» What the task asks
Write the count of lines that contain the word "labels" and nothing else.

» Entries from a dataset
● ● ● ●

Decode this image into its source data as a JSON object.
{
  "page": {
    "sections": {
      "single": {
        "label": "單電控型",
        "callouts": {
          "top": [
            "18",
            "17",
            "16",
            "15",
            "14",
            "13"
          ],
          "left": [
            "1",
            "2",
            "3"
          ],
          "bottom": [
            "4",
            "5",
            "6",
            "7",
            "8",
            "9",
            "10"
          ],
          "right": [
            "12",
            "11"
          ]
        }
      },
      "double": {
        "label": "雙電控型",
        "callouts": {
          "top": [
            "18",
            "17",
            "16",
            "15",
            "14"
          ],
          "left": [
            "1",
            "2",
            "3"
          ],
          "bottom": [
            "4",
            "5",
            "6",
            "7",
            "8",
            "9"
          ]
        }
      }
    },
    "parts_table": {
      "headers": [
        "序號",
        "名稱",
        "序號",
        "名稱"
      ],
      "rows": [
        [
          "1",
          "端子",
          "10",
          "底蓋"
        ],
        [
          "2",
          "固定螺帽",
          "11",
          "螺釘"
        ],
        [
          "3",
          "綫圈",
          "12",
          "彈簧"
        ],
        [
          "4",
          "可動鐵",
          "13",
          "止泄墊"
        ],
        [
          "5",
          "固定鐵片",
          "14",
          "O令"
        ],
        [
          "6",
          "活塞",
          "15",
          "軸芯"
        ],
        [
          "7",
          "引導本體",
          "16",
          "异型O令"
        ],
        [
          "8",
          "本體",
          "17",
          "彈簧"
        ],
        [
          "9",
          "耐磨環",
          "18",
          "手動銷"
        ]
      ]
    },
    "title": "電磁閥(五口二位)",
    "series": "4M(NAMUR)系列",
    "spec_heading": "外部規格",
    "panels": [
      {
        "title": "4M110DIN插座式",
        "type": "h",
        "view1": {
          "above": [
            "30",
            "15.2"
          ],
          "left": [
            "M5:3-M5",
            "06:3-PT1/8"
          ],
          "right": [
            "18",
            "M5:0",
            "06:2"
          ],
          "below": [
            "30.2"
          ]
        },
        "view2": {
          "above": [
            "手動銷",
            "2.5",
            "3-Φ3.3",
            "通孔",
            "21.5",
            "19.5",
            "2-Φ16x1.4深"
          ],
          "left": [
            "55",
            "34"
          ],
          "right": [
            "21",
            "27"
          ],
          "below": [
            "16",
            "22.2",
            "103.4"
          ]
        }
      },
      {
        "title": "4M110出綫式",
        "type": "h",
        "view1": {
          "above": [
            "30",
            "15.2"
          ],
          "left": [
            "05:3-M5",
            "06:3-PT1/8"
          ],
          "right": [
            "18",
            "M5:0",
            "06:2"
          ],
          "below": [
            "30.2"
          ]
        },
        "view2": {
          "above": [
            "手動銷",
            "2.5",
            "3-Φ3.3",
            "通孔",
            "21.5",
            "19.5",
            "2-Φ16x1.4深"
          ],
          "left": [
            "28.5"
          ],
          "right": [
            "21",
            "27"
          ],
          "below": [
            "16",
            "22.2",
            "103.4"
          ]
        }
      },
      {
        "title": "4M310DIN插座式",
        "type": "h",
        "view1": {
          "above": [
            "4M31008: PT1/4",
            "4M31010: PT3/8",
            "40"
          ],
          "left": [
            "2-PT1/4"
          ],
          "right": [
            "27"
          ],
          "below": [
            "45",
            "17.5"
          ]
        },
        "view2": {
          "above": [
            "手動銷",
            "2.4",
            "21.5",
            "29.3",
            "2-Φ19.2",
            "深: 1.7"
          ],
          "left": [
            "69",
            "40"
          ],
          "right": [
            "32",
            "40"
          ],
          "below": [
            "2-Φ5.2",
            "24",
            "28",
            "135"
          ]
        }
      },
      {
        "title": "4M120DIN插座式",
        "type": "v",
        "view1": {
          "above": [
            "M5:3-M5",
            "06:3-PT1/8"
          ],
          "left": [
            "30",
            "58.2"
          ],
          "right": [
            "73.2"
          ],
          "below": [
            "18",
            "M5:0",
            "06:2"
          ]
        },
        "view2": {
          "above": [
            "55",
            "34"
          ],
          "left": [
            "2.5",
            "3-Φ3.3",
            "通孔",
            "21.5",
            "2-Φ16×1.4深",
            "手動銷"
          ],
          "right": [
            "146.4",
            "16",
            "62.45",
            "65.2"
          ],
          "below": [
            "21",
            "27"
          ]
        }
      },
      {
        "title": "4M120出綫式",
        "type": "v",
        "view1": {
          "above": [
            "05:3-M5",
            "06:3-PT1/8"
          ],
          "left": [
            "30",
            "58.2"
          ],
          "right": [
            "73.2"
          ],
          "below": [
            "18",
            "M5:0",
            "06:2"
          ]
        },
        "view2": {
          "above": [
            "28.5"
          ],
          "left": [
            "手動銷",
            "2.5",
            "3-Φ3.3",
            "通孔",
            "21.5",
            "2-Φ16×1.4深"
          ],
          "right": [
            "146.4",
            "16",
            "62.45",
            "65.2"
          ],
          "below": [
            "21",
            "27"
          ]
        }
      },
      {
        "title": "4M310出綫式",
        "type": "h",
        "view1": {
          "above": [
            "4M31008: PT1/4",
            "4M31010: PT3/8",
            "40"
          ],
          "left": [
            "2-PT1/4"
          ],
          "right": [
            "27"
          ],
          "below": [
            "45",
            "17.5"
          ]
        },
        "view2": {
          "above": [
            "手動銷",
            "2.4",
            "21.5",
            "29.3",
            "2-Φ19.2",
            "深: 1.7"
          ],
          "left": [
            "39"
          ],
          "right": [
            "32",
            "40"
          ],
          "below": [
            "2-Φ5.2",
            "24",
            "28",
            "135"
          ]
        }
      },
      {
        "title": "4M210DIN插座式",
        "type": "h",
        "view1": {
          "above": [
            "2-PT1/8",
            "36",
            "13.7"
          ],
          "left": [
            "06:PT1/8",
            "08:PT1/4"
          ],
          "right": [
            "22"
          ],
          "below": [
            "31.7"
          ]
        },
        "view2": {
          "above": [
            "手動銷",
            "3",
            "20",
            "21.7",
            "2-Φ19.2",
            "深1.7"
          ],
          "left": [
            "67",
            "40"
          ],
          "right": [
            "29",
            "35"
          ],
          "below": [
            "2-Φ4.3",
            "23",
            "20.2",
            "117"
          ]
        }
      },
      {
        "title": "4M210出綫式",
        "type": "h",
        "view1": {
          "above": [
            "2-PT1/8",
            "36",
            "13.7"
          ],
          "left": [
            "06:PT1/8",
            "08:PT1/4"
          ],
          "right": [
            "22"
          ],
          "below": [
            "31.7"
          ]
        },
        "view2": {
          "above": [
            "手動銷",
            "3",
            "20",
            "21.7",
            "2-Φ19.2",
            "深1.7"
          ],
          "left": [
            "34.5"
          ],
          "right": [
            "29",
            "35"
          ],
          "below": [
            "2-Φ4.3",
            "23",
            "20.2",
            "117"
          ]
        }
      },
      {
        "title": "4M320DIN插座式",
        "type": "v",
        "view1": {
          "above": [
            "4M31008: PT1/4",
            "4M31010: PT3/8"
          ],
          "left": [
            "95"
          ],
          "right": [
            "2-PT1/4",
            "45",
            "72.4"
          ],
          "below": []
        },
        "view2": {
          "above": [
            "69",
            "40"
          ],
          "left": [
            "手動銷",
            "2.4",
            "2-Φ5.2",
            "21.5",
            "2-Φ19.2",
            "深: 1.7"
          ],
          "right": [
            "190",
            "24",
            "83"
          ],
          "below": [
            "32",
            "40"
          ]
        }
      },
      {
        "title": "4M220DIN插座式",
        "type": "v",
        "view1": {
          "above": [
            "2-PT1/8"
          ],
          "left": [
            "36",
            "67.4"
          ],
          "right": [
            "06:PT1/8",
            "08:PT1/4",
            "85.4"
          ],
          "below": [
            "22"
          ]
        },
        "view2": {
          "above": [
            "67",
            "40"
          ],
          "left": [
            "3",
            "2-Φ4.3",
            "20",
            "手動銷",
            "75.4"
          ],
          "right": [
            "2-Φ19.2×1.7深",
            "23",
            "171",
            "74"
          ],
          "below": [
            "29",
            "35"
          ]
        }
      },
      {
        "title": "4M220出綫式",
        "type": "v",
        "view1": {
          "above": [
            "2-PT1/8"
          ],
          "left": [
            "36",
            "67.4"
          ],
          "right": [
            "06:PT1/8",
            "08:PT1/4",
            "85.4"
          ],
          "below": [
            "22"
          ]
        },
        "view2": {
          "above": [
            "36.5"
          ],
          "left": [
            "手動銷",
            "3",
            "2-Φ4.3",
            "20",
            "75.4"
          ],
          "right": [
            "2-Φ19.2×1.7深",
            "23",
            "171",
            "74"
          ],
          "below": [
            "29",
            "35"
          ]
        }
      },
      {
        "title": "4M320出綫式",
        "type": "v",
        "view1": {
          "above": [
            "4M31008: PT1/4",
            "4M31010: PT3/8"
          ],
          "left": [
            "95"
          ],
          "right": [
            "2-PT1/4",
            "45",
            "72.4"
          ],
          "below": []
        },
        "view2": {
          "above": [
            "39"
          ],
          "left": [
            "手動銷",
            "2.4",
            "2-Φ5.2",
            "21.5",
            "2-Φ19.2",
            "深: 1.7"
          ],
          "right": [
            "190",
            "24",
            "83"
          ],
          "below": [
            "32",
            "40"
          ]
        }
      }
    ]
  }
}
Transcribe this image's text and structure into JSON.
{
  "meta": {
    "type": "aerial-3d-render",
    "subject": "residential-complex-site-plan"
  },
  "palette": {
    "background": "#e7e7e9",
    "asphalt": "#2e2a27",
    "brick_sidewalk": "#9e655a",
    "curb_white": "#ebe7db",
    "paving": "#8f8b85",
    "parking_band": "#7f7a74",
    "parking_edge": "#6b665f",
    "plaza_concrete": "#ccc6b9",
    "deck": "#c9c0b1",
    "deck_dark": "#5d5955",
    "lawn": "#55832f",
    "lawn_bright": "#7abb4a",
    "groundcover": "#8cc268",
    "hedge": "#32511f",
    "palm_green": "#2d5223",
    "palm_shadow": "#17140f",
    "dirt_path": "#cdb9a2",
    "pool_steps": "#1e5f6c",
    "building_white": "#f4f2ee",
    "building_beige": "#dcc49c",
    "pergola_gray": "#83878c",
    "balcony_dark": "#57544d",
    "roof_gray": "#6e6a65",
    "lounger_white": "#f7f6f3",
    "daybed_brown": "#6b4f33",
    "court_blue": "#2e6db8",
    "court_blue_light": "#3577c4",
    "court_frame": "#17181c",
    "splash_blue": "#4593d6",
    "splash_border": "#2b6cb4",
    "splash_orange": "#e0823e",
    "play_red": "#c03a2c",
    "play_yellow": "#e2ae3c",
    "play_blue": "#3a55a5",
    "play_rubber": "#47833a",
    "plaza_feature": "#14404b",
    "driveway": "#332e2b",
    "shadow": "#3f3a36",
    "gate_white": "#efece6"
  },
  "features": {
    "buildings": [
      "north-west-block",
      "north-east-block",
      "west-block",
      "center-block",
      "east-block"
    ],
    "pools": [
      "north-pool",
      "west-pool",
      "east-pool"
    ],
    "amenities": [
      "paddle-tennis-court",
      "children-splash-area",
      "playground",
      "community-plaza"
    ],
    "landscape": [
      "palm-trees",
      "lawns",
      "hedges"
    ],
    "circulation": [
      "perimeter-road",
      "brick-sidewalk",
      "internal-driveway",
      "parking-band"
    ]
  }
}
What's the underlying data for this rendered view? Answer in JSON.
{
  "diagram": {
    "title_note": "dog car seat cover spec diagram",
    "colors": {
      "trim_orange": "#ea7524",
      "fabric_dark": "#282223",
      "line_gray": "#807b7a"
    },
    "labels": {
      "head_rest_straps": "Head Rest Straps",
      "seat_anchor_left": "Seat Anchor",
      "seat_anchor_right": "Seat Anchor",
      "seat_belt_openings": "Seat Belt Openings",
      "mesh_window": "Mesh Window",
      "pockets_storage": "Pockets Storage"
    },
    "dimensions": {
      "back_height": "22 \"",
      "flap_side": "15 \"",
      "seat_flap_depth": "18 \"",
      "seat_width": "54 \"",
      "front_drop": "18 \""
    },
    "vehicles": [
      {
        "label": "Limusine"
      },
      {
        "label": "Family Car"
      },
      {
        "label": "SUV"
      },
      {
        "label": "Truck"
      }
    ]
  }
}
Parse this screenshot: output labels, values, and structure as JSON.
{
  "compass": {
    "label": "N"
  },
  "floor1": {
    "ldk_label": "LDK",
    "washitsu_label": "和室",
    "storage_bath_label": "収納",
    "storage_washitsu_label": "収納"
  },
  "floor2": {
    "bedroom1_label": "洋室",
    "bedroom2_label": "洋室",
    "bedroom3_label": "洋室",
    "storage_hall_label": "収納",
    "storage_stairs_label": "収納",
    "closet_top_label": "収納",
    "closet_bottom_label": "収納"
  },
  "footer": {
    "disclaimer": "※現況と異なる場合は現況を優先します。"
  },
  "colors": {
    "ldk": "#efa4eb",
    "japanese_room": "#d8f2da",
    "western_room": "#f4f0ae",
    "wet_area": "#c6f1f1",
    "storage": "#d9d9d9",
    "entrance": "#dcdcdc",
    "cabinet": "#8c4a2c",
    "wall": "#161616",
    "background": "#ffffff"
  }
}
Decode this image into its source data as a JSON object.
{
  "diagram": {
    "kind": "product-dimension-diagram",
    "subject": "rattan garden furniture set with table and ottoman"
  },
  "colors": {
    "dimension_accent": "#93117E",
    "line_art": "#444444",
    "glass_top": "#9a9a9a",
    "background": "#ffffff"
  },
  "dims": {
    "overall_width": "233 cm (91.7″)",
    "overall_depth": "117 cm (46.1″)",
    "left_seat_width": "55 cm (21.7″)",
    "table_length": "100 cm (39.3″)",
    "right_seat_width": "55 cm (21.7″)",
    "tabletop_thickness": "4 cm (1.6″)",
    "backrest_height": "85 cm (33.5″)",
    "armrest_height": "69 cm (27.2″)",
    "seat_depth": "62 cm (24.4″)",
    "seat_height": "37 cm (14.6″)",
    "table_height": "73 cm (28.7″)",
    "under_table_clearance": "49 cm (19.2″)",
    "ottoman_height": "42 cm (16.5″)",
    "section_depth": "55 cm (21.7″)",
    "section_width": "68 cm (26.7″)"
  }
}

● ● ● ●

» Output below
2